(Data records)
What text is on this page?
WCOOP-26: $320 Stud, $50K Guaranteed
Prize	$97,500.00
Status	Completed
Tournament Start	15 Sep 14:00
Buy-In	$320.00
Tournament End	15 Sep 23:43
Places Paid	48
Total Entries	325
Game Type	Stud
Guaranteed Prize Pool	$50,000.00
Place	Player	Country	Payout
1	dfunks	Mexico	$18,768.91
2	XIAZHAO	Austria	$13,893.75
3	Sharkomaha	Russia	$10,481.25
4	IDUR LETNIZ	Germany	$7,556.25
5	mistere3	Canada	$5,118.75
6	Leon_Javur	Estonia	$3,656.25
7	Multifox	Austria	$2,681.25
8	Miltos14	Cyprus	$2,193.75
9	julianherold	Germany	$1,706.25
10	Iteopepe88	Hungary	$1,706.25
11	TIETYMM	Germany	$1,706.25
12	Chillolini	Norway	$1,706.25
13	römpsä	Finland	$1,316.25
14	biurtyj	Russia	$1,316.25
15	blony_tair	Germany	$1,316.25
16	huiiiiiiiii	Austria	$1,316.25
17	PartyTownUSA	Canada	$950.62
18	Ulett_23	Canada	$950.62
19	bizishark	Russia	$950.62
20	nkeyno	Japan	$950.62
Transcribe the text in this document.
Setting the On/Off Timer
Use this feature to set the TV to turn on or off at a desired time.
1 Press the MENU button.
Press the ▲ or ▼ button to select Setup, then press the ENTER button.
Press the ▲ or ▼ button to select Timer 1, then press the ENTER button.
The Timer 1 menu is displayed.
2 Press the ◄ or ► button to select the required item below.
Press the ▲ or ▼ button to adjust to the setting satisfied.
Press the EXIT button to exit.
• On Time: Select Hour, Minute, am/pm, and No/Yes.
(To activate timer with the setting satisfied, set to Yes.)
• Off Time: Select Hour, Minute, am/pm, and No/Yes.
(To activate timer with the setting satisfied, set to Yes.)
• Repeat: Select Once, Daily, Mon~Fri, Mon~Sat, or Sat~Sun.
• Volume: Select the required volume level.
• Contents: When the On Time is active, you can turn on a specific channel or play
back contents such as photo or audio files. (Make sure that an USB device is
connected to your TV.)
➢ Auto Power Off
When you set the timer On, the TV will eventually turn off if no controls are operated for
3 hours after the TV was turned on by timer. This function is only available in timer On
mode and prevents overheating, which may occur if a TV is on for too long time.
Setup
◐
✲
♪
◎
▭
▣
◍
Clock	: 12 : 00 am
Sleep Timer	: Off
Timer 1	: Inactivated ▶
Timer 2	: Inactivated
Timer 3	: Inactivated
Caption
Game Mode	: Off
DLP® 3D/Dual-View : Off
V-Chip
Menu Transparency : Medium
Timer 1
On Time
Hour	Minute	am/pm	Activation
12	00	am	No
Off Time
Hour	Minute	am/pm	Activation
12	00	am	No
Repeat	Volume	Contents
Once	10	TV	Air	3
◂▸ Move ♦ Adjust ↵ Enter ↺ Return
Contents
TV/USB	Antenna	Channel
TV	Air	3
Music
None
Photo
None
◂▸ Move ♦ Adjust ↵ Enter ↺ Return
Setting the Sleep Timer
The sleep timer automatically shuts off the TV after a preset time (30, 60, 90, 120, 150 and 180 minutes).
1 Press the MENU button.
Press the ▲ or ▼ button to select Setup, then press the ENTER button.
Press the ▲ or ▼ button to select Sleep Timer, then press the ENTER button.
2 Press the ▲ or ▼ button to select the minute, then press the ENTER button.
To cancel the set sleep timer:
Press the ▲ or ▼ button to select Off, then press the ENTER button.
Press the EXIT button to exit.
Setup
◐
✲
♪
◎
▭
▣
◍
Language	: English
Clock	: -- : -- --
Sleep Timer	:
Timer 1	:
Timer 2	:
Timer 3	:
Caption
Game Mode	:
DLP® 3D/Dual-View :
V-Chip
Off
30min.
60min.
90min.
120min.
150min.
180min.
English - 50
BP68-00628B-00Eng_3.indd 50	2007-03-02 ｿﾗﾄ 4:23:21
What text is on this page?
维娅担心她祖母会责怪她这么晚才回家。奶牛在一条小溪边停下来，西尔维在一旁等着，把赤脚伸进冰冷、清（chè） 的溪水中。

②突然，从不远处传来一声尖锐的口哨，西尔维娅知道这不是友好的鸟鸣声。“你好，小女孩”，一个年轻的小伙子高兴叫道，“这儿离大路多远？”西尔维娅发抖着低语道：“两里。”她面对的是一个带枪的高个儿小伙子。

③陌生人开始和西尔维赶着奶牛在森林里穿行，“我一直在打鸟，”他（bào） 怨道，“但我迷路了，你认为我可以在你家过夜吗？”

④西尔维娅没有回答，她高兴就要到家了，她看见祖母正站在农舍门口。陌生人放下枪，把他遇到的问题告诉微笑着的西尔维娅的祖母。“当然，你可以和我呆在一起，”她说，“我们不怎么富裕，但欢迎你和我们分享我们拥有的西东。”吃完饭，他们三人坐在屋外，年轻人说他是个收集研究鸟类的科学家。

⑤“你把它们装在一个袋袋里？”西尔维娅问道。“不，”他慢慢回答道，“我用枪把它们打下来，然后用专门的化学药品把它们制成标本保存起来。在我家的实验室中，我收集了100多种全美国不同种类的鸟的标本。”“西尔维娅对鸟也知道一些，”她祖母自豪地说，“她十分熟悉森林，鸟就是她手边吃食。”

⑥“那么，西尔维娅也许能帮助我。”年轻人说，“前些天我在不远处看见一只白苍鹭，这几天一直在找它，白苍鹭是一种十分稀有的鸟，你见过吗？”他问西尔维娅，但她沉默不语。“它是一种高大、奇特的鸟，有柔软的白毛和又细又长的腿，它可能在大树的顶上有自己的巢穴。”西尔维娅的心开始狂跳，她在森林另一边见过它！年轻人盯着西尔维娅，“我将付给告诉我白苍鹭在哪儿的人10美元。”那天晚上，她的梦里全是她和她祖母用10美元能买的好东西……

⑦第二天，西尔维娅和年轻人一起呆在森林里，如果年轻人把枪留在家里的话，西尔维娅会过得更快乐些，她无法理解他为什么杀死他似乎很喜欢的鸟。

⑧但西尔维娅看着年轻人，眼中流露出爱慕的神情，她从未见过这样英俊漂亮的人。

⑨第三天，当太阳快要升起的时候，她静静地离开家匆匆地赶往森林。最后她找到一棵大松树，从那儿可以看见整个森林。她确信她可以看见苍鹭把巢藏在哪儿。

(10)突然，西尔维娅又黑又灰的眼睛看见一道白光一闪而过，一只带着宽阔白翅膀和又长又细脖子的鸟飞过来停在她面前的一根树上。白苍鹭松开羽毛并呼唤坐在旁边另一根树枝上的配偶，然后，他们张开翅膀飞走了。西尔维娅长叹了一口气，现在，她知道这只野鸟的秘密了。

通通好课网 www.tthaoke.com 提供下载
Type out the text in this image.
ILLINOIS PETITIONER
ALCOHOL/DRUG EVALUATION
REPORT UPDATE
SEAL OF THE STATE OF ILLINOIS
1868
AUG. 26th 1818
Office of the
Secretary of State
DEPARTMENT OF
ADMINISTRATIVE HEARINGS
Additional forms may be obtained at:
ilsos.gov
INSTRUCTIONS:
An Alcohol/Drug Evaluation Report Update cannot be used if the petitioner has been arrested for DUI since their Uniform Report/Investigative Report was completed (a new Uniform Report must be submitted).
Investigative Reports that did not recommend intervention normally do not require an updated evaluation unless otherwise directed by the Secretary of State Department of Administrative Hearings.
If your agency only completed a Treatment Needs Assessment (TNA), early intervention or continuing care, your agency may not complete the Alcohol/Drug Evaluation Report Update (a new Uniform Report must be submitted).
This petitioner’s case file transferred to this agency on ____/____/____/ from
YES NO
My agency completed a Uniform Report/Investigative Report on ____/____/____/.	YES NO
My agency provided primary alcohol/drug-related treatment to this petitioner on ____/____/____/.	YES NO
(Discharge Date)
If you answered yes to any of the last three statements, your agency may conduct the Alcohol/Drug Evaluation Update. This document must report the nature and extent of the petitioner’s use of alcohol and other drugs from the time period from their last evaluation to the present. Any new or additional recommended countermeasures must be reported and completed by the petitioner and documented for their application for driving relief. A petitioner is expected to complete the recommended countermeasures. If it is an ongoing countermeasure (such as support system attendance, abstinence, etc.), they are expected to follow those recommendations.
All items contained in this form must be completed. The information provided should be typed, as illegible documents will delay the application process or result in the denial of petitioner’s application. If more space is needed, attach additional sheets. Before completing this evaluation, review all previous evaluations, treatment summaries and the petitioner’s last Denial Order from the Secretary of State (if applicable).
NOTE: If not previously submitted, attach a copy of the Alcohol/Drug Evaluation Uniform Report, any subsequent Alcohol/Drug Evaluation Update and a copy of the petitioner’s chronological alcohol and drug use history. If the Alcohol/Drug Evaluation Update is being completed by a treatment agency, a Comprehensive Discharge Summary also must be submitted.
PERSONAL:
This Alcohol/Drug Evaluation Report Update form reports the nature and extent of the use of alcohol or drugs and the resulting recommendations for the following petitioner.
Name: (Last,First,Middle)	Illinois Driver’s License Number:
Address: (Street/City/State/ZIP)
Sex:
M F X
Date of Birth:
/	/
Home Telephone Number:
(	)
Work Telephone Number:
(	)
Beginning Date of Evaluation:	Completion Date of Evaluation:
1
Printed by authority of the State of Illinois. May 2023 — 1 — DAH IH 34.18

EXERCISE REQUIREMENTS:
Find each line holding the string "provided" and copy it out.

PROBLEM SOLUTION:
My agency provided primary alcohol/drug-related treatment to this petitioner on ____/____/____/.	YES NO
All items contained in this form must be completed. The information provided should be typed, as illegible documents will delay the application process or result in the denial of petitioner’s application. If more space is needed, attach additional sheets. Before completing this evaluation, review all previous evaluations, treatment summaries and the petitioner’s last Denial Order from the Secretary of State (if applicable).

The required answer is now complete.